◆ Excerpted text
---*---

Restore Nineveh Now is an initiative of the American Mesopotamian Organization, a grassroots political action committee that was founded to influence and guide U.S. policy on matters related to the interests of the Assyrian-American community. Restore Nineveh Now has garnered headlines recently for its work in helping organize and train the Nineveh Plains Protection Units, a military organization created last year in Iraq to defend and retake Assyrian Christian land conquered by Islamic State. Nineveh refers to the ancient Mesopotamian city on the Tigris River that served as the capital of the Assyrian Empire in antiquity.

In January, the Iraqi Council of Ministers, which comprises the executive branch of the Iraqi government, approved a plan to establish a Nineveh Plains province in Iraq as a homeland for the Assyrian people.

“We have tens of thousands of Assyrian volunteers,” Gardner said. “We just finished training and mobilizing the first 500. These men are ready, able, and willing to put everything on the line.”

“They have lost everything, they are living in IDP (internally displaced person) camps, they are living in tents, the guys are stepping forward for the Nineveh Plain Protection Units, and we are supporting their actions,” he added.

Displaced Assyrian Christians have been relegated to harsh living conditions such as the pictured unfinished and open-to-the-weather concrete building in Ankawa, near the city of Erbil in Iraqi Kurdistan. (Photo: Jeff Gardner/ picturechristians.org)

---*---

Reproduce without changes the part of the text on Restore Nineveh Now that opens with the words containing "In January, the" and closes with "the Assyrian people.".

---*---

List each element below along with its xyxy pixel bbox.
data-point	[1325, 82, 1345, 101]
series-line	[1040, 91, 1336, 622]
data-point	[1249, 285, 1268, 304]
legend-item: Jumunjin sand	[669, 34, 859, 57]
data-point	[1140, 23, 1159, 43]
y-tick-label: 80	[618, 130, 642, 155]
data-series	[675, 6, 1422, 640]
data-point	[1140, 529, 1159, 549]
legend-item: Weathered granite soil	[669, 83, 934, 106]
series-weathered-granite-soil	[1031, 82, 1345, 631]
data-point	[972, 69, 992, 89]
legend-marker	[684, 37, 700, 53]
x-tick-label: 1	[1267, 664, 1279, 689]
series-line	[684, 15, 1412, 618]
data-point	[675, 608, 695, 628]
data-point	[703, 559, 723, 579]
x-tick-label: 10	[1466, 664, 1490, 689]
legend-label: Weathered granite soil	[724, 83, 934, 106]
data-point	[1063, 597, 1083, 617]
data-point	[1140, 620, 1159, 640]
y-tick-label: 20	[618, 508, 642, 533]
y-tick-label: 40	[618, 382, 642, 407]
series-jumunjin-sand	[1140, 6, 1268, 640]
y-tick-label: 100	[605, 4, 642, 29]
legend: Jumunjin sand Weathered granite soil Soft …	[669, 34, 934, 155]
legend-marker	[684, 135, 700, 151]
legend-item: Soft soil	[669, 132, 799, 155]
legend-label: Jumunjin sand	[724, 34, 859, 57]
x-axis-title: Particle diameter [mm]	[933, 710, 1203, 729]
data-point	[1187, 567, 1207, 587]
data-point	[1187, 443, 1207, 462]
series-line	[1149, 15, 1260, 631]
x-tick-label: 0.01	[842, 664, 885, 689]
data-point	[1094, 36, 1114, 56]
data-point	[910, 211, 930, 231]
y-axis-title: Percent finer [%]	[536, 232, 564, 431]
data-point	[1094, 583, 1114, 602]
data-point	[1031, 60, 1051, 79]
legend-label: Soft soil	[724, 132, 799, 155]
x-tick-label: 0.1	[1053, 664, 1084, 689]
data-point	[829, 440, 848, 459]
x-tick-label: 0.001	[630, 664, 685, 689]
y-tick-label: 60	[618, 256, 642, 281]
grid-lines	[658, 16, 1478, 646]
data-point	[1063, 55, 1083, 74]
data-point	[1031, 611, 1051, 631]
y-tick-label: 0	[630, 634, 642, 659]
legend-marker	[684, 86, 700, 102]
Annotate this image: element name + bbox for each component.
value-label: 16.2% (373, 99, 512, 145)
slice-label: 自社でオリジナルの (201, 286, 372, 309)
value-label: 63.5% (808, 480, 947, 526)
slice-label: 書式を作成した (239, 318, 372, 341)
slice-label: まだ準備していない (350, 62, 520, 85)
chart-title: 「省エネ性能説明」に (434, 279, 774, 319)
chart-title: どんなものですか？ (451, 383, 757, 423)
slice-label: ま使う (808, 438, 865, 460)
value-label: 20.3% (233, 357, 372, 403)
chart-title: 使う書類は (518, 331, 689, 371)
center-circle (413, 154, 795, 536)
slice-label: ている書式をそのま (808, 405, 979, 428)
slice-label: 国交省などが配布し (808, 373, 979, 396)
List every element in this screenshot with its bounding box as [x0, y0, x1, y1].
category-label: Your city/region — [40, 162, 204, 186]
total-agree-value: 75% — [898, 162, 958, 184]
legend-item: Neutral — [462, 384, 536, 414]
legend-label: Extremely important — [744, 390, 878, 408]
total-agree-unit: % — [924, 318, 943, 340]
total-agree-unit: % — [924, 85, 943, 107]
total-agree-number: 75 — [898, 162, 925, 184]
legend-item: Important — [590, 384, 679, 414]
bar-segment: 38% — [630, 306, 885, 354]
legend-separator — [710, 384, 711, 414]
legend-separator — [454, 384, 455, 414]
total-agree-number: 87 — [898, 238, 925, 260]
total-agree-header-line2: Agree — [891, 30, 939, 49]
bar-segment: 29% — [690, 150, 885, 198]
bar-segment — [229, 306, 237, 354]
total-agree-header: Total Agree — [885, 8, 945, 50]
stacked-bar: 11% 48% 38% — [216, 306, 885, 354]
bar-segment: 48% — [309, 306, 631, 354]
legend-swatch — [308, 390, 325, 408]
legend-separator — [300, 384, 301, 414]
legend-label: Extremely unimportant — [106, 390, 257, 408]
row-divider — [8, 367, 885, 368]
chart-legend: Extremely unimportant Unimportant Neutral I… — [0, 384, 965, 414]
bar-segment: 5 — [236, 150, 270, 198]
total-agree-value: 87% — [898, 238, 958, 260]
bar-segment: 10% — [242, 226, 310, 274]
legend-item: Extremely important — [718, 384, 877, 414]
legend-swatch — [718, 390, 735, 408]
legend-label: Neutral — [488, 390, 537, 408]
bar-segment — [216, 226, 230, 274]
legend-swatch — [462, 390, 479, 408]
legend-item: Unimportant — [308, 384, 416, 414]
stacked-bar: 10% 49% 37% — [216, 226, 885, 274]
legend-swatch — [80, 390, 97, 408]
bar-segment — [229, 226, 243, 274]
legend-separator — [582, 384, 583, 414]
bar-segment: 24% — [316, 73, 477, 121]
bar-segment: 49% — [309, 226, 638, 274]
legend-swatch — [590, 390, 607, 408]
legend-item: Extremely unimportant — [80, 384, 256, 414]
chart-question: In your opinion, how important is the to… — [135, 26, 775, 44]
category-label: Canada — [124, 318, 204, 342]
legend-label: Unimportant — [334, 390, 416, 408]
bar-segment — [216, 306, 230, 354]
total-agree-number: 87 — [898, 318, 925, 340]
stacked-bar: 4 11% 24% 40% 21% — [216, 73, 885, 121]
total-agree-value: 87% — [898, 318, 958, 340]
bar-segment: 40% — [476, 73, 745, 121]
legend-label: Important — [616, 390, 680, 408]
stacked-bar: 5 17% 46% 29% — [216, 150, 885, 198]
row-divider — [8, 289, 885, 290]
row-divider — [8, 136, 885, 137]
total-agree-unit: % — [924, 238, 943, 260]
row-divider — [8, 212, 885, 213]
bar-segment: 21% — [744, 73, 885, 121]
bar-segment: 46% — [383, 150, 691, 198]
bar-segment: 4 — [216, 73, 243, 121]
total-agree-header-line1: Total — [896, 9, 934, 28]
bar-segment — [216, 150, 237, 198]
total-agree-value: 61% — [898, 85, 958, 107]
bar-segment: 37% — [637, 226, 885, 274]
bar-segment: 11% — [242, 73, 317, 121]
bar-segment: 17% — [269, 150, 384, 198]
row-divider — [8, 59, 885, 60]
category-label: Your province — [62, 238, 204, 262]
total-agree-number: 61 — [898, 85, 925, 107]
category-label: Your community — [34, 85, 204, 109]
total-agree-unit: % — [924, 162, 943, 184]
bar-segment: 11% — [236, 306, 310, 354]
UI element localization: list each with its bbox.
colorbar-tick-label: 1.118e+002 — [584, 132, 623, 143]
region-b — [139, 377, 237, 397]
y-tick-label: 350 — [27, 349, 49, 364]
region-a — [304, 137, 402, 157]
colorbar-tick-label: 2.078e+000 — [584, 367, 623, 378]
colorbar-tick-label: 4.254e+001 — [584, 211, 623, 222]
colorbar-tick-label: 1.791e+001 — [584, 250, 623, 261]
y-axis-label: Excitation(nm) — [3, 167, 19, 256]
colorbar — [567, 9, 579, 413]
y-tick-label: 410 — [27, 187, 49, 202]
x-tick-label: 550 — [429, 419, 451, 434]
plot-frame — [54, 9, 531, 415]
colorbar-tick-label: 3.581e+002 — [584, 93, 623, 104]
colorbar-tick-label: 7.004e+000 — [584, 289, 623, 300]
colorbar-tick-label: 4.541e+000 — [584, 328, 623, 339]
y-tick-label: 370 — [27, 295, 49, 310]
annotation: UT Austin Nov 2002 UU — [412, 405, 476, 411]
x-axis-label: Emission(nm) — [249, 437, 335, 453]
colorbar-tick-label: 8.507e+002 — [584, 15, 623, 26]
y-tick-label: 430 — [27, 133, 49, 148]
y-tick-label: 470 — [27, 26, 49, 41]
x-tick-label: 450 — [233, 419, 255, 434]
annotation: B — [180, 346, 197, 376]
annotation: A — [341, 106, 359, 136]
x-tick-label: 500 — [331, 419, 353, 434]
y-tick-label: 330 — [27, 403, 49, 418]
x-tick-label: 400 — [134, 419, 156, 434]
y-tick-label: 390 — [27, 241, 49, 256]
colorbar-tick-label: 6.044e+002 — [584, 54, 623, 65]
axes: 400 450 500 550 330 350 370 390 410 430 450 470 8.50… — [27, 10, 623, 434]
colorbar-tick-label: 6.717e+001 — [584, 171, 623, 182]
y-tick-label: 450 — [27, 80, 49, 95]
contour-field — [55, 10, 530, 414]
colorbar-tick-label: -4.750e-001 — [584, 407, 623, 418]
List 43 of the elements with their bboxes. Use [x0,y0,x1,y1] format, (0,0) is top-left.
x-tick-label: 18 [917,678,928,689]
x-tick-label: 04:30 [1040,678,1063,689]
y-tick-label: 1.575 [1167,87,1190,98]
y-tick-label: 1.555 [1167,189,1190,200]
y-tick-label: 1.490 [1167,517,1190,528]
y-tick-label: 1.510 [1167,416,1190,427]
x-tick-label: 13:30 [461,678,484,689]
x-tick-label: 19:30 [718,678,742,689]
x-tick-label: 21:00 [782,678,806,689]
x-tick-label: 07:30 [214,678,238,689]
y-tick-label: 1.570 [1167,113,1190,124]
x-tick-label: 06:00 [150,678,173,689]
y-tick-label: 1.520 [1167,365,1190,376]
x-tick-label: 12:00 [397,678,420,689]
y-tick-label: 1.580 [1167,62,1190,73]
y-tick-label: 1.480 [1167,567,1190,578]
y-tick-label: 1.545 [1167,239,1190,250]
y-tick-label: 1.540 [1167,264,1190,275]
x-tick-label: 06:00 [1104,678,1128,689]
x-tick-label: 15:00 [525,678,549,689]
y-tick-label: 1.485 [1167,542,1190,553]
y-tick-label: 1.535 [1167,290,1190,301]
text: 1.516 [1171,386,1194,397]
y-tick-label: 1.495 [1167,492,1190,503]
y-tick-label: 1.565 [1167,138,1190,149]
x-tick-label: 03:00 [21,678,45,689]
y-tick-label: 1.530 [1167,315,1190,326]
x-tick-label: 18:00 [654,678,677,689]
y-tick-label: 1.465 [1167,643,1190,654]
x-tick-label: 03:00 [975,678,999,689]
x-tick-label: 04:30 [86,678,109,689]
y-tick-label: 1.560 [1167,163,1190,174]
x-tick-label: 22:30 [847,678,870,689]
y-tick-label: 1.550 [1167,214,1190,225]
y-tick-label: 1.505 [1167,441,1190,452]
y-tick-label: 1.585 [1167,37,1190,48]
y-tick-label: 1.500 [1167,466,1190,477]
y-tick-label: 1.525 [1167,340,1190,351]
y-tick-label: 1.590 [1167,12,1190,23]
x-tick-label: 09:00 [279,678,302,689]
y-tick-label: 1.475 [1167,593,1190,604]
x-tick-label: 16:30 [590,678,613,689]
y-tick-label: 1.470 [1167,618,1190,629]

---*---

◆ Solution
In January, the Iraqi Council of Ministers, which comprises the executive branch of the Iraqi government, approved a plan to establish a Nineveh Plains province in Iraq as a homeland for the Assyrian people.